**Task instructions:**
Pull out every line from the listing that has the word "JSON".

**Records shown:**
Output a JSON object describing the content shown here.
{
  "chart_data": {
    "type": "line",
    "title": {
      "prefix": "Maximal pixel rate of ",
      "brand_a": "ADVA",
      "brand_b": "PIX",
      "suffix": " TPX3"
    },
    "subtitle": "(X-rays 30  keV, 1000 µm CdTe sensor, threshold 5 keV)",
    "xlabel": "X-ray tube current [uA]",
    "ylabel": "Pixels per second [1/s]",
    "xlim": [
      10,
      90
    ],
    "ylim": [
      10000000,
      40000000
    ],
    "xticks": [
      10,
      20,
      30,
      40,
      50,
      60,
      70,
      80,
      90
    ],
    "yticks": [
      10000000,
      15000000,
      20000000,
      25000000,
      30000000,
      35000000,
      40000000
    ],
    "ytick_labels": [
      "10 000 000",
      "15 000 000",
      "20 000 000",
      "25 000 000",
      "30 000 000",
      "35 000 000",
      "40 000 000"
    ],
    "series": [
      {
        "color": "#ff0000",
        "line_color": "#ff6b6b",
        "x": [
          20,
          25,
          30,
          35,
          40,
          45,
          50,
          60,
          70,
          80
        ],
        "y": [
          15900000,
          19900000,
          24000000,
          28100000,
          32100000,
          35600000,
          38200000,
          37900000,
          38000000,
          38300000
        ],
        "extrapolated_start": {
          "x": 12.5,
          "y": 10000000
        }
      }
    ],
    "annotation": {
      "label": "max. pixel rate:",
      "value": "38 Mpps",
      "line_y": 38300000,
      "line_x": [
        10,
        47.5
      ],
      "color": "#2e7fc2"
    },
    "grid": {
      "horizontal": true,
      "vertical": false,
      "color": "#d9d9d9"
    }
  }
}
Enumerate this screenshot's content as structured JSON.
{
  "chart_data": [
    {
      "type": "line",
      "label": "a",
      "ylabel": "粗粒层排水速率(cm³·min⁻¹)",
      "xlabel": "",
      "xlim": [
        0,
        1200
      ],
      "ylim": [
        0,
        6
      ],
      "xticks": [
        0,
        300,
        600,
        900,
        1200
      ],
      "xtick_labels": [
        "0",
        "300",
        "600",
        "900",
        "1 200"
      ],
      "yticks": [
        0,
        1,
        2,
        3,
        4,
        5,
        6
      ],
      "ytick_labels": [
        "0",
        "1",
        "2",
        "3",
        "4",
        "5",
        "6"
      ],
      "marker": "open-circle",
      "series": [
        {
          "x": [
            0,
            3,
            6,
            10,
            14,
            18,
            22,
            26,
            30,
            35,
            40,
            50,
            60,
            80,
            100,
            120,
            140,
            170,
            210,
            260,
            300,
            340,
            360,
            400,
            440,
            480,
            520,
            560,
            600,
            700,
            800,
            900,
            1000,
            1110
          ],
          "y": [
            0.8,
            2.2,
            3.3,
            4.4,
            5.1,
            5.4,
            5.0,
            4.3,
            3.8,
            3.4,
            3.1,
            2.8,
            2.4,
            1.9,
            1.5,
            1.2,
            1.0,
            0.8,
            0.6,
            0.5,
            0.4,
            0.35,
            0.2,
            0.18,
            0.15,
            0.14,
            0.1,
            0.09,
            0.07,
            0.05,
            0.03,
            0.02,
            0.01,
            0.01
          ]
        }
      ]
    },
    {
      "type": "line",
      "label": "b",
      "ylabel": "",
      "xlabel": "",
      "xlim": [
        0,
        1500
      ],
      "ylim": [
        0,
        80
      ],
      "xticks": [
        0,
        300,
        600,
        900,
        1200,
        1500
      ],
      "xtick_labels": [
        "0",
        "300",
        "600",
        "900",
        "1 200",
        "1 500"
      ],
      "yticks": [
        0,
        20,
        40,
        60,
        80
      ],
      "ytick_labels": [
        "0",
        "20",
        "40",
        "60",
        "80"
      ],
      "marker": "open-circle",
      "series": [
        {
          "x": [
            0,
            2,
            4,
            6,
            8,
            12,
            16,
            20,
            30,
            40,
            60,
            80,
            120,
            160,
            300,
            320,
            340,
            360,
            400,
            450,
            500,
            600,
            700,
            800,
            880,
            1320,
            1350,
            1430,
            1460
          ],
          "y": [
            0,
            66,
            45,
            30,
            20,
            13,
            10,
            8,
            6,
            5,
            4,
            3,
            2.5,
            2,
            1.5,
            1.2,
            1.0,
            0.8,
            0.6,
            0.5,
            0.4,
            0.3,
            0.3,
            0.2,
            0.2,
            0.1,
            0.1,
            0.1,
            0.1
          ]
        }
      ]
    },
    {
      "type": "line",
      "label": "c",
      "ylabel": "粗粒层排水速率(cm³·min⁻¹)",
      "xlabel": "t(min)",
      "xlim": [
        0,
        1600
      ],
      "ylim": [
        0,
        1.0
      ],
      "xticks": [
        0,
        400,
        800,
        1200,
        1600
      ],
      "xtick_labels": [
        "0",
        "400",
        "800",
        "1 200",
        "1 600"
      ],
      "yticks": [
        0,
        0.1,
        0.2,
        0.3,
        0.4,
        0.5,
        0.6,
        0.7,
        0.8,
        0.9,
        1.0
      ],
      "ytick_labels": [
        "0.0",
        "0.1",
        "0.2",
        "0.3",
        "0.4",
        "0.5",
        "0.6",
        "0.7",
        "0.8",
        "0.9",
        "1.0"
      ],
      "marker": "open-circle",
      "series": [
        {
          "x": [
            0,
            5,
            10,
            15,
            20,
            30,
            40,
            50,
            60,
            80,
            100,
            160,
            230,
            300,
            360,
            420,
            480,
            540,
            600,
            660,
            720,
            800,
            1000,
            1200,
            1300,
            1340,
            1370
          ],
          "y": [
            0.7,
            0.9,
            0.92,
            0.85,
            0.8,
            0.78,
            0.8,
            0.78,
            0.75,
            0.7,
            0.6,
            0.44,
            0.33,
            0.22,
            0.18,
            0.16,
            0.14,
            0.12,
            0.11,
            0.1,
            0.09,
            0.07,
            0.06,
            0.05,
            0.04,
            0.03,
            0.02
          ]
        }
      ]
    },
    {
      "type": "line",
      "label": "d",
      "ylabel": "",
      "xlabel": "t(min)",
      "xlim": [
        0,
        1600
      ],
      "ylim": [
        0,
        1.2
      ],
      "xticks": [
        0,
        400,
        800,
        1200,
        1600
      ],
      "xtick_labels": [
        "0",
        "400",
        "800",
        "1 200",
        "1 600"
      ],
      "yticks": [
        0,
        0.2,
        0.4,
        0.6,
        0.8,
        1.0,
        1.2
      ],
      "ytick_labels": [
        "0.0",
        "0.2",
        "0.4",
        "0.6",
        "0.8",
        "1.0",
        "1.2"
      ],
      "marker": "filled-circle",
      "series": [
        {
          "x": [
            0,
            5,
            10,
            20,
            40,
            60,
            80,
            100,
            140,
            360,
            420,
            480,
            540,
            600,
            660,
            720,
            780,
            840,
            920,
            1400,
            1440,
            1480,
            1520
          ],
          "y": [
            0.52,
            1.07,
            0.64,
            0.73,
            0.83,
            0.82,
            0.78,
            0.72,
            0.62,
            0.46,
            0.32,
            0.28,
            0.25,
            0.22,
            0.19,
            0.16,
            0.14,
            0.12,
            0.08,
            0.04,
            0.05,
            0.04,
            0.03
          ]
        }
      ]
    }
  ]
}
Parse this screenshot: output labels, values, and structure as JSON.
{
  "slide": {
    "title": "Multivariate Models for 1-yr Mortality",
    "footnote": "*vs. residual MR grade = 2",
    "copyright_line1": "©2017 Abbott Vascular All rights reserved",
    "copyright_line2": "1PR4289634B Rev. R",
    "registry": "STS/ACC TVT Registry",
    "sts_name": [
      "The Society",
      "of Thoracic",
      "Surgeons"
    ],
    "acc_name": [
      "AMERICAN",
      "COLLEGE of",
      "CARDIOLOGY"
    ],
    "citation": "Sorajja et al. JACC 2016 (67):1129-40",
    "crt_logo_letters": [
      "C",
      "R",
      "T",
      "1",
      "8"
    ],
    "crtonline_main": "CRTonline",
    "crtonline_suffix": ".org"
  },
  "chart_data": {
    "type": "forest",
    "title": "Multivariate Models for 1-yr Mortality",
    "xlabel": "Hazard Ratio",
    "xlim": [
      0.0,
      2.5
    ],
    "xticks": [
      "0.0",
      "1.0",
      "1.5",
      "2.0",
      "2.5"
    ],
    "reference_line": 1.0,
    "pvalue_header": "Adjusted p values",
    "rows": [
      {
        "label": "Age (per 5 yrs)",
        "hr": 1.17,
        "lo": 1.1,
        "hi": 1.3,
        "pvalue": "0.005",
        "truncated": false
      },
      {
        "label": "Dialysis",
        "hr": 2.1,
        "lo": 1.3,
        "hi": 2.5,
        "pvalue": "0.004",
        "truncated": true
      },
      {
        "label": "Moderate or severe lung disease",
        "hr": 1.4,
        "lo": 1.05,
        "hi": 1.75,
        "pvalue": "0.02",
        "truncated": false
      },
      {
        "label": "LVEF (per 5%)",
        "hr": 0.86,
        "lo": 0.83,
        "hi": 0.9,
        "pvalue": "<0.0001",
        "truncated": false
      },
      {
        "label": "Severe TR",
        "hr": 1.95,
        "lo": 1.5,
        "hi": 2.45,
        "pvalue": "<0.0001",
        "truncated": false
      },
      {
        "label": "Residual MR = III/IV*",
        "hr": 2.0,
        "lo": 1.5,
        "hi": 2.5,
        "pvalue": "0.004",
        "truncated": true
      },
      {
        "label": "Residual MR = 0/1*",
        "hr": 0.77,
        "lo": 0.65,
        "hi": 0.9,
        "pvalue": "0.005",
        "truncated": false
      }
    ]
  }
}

**Result for this exercise:**
Output a JSON object describing the content shown here.
Enumerate this screenshot's content as structured JSON.
Parse this screenshot: output labels, values, and structure as JSON.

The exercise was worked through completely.